───── PROVIDED RECORDS

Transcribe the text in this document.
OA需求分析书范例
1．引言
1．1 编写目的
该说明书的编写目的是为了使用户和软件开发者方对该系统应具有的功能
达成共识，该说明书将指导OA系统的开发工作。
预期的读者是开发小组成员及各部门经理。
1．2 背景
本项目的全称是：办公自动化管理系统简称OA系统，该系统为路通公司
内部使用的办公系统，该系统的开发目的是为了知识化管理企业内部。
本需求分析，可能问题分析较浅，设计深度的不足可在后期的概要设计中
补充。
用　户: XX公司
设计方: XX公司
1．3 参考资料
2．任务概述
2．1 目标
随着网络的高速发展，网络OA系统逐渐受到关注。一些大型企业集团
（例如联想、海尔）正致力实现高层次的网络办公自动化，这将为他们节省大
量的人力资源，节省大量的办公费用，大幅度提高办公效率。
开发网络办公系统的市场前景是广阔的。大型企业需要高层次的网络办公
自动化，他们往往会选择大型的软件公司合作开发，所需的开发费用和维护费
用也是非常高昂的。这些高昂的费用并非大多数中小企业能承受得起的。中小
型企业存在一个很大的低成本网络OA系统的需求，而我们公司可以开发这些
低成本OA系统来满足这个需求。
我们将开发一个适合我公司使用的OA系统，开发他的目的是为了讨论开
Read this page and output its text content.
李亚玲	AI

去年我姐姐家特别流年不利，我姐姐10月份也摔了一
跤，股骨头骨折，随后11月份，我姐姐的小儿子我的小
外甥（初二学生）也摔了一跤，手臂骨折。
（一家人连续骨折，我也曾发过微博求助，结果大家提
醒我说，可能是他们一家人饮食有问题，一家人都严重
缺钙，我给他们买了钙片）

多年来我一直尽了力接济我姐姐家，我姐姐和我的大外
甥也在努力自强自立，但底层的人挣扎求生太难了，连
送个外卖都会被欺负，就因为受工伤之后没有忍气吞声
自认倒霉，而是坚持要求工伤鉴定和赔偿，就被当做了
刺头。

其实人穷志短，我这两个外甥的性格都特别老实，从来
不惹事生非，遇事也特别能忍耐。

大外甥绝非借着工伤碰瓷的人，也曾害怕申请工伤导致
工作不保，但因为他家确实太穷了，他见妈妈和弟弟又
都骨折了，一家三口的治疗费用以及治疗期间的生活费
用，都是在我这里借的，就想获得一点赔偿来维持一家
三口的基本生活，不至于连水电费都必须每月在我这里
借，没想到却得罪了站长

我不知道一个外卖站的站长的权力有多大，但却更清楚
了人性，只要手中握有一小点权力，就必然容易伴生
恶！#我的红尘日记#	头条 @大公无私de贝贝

──────────
───── PROVIDED RECORDS

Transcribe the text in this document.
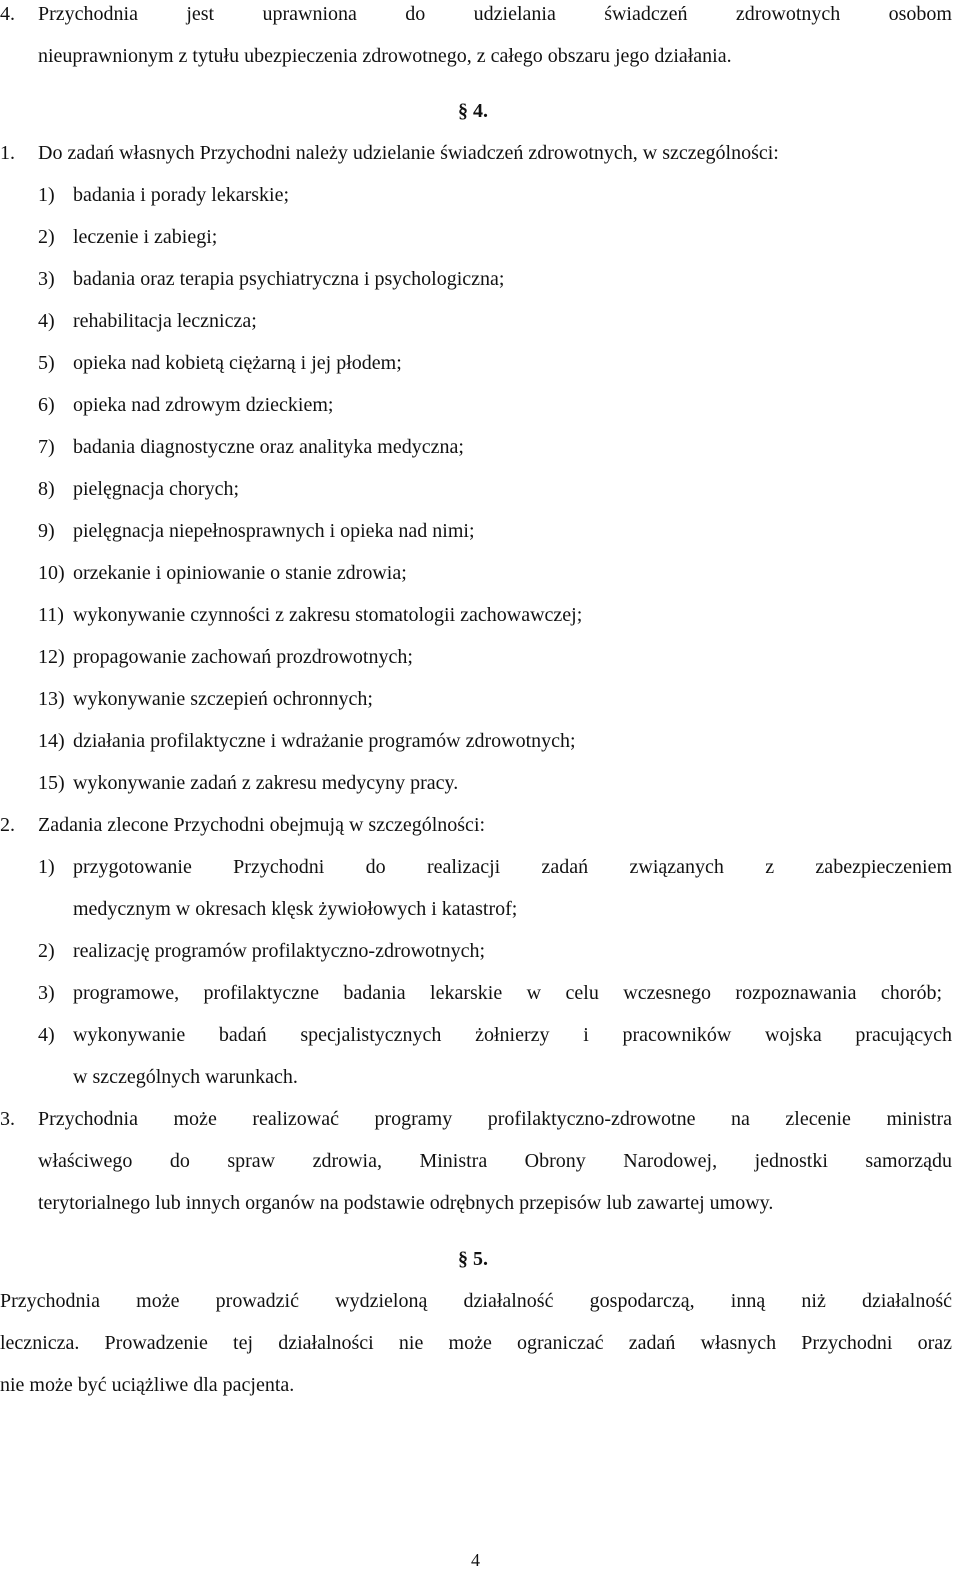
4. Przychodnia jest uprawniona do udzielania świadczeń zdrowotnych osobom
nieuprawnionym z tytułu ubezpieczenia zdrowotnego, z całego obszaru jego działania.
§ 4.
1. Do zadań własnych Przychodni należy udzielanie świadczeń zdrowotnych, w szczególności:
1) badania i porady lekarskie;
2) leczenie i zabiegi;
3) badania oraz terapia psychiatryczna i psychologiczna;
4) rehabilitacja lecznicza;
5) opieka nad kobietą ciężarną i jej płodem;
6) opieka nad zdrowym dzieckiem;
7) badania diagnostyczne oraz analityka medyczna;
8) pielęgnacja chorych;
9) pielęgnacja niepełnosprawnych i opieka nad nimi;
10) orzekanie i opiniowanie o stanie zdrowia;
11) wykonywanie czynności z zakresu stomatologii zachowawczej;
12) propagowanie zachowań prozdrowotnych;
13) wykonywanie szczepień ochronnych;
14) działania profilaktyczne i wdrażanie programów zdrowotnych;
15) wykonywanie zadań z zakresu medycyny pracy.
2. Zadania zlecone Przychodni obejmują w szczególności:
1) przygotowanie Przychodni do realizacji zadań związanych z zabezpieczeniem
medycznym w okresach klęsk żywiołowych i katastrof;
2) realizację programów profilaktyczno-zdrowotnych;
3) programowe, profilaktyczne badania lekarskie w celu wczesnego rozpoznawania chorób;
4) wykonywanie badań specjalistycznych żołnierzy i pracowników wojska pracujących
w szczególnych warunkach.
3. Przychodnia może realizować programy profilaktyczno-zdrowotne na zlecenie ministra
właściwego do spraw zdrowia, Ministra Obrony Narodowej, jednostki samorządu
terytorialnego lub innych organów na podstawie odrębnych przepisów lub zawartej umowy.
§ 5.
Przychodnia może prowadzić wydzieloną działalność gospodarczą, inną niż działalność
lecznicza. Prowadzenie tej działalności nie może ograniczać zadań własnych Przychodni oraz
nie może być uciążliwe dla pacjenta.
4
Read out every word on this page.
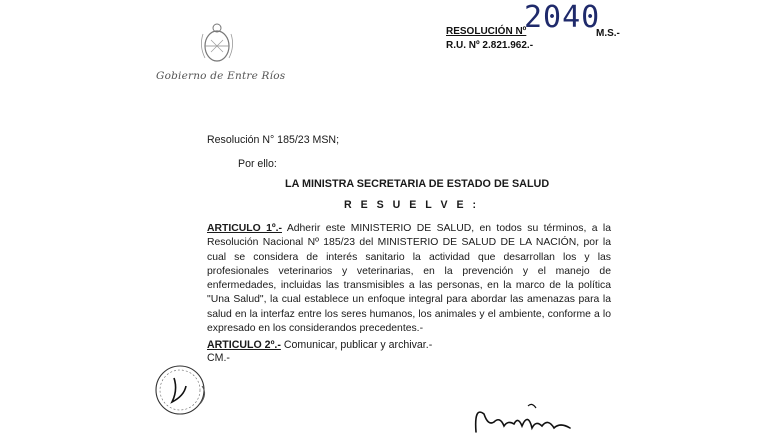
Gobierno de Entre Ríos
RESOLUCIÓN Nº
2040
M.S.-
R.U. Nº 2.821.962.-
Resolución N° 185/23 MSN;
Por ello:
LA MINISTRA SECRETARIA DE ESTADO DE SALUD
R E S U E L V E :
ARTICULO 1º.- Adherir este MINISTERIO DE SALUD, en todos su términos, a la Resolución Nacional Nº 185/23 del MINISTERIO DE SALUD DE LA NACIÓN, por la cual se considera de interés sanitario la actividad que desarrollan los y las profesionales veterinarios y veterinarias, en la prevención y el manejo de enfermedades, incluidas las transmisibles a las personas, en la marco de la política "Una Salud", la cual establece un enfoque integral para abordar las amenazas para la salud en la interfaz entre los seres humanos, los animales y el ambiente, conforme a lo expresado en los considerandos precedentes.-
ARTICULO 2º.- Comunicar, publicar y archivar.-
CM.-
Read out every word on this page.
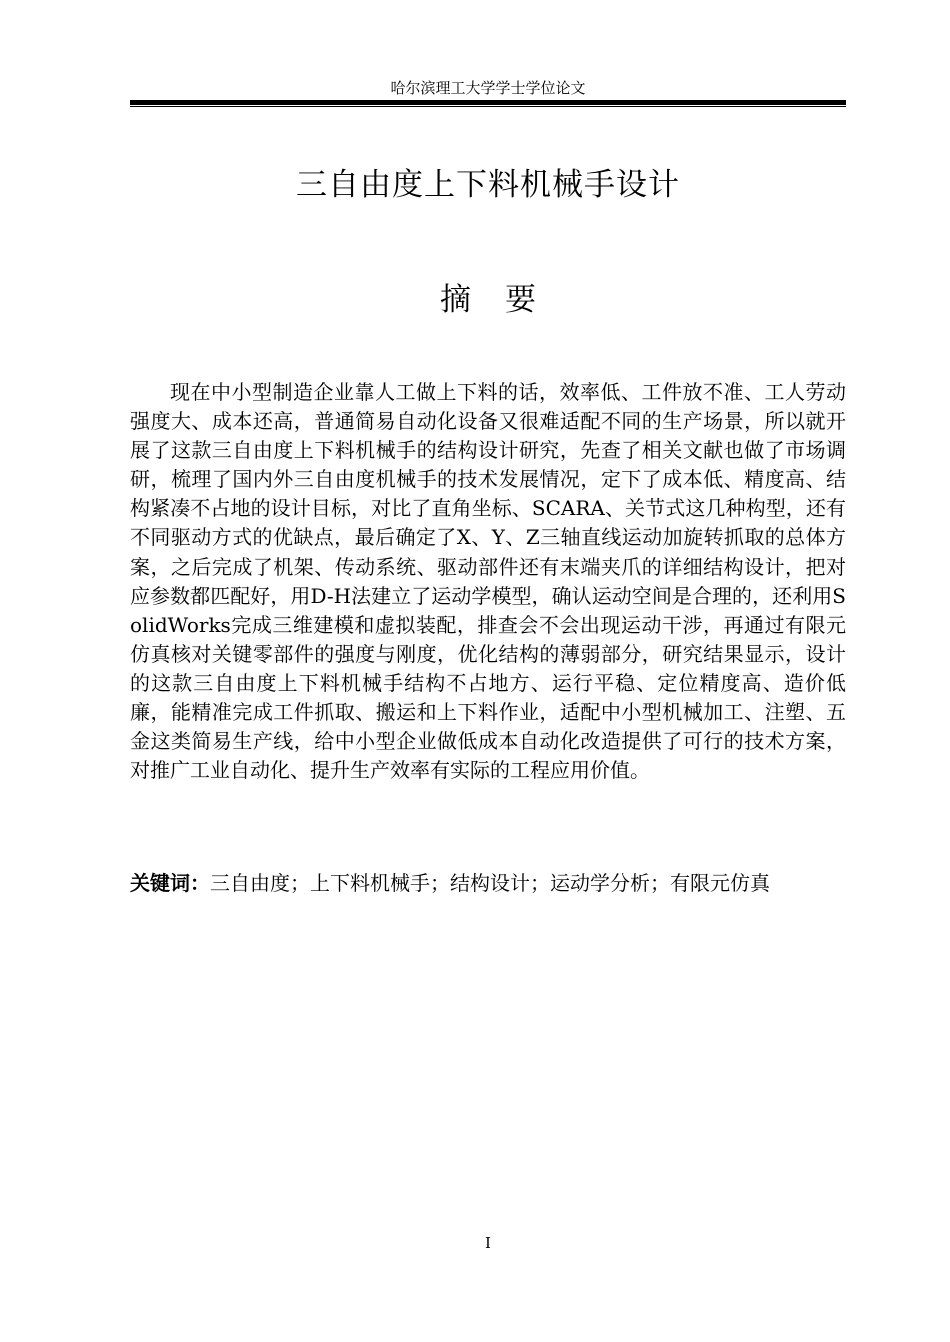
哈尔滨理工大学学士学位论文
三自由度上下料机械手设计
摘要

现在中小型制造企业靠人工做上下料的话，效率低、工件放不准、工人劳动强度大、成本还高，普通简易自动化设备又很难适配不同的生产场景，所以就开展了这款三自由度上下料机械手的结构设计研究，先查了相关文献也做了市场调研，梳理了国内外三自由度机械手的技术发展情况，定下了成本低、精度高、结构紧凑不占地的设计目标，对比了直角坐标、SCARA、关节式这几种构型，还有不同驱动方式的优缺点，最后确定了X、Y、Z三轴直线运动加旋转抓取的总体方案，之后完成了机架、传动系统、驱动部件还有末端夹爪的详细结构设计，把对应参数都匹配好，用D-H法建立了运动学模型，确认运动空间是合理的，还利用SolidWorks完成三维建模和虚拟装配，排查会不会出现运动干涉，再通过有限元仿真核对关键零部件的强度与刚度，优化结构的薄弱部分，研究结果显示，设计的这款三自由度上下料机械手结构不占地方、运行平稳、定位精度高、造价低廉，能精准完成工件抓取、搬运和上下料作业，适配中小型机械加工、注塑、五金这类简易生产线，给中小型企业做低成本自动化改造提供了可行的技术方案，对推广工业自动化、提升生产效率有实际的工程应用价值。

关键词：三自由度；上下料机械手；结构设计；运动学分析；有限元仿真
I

──────────
───── PROVIDED RECORDS

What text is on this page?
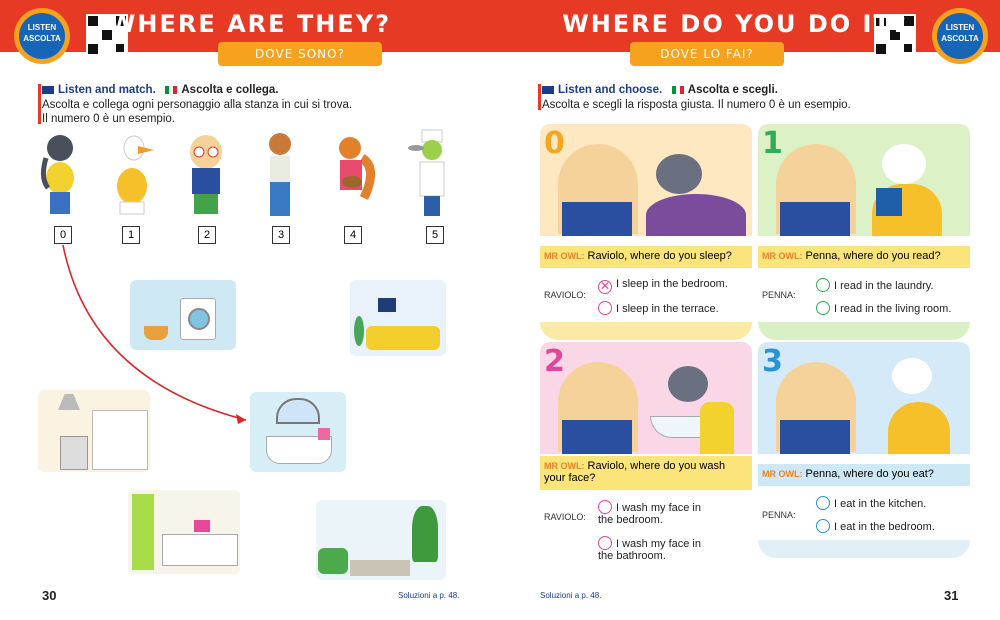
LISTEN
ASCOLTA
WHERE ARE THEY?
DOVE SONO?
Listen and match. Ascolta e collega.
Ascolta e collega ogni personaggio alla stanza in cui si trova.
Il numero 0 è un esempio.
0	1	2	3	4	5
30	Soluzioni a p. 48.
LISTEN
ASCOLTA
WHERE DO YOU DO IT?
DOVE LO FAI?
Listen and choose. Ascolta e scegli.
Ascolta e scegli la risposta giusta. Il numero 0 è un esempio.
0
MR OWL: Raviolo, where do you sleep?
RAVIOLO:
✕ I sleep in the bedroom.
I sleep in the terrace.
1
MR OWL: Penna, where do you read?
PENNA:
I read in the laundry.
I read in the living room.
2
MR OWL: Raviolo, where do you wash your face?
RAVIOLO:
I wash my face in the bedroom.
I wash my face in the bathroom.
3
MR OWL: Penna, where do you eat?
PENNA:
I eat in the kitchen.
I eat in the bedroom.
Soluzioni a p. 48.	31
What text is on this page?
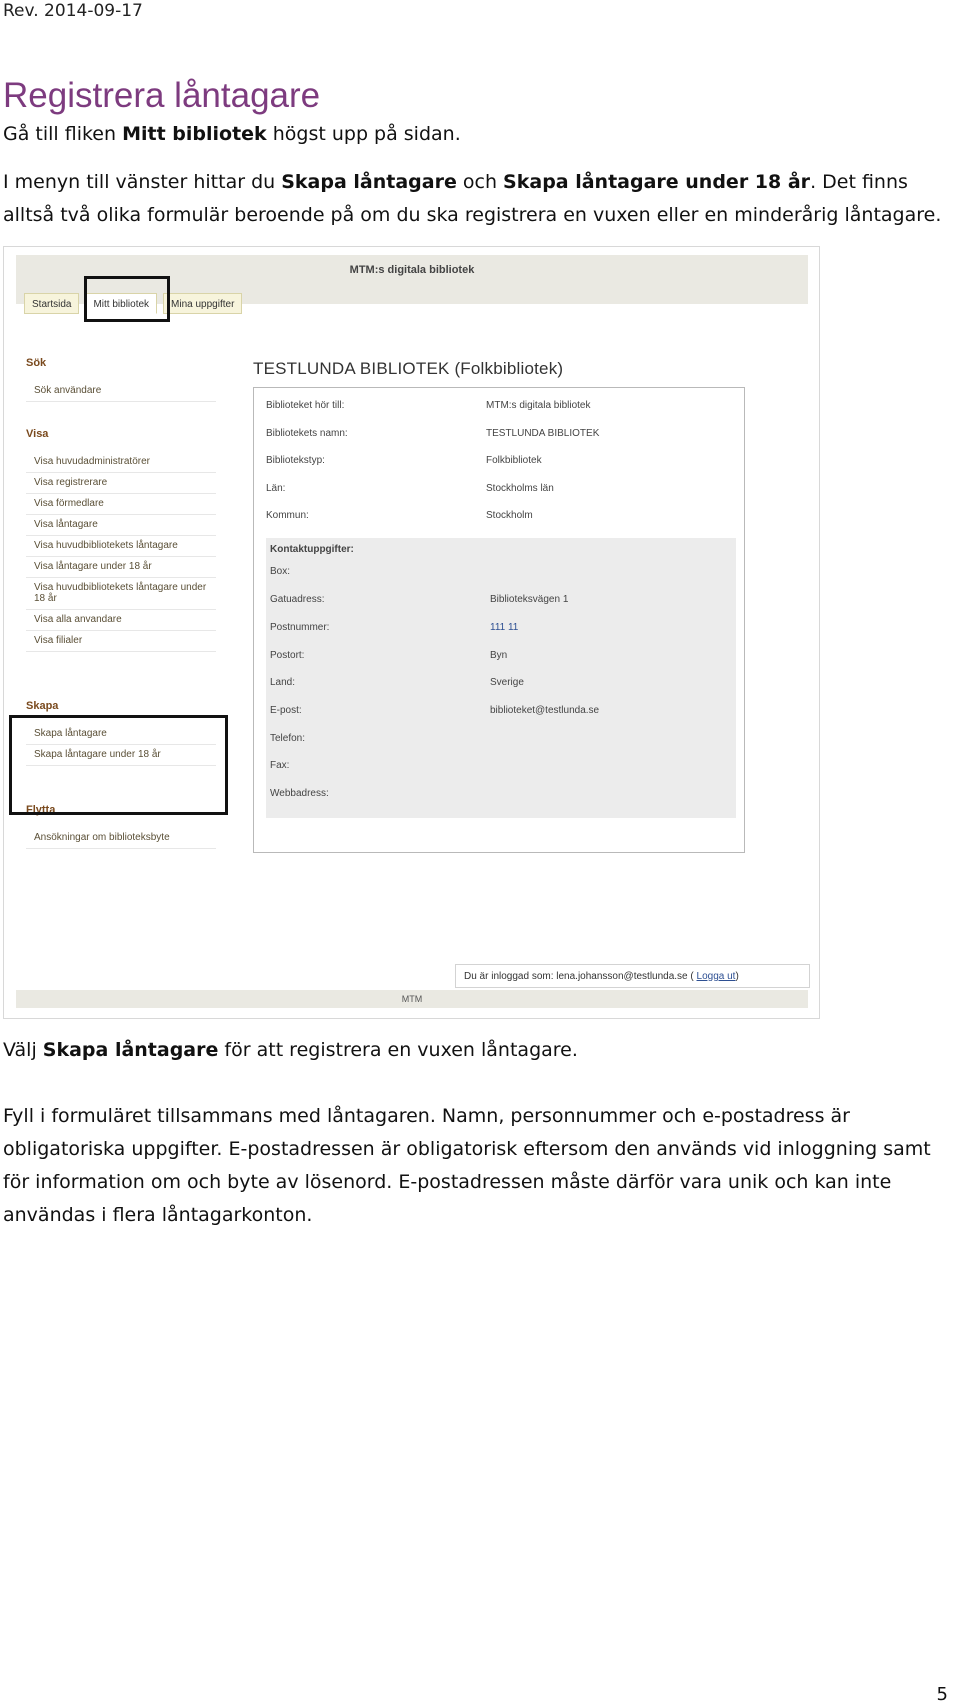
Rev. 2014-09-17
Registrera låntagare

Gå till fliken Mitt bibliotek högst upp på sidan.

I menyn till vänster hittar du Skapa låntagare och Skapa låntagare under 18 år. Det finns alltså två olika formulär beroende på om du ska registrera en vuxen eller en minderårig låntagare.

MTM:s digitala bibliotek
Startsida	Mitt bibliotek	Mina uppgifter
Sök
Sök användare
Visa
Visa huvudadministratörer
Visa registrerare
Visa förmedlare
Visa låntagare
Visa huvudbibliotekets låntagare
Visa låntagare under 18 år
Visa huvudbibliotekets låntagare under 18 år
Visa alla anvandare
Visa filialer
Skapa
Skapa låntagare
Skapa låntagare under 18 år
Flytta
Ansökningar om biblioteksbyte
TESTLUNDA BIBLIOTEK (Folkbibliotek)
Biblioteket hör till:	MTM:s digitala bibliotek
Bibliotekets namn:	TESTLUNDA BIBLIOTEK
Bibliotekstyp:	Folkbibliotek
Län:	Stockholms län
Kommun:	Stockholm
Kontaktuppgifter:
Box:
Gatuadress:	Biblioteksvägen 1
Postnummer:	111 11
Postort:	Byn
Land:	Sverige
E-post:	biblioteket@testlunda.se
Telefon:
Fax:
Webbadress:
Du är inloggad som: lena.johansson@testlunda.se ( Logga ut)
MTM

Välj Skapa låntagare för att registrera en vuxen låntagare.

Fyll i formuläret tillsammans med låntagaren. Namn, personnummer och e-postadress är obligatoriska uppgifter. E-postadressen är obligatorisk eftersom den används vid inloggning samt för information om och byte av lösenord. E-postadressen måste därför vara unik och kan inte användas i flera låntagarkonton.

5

──────────

### PROBLEM REQUIREMENTS
Scan the material above for the string "scegli" and report each line where you find it.

### SOLUTION
Listen and choose. Ascolta e scegli.
Ascolta e scegli la risposta giusta. Il numero 0 è un esempio.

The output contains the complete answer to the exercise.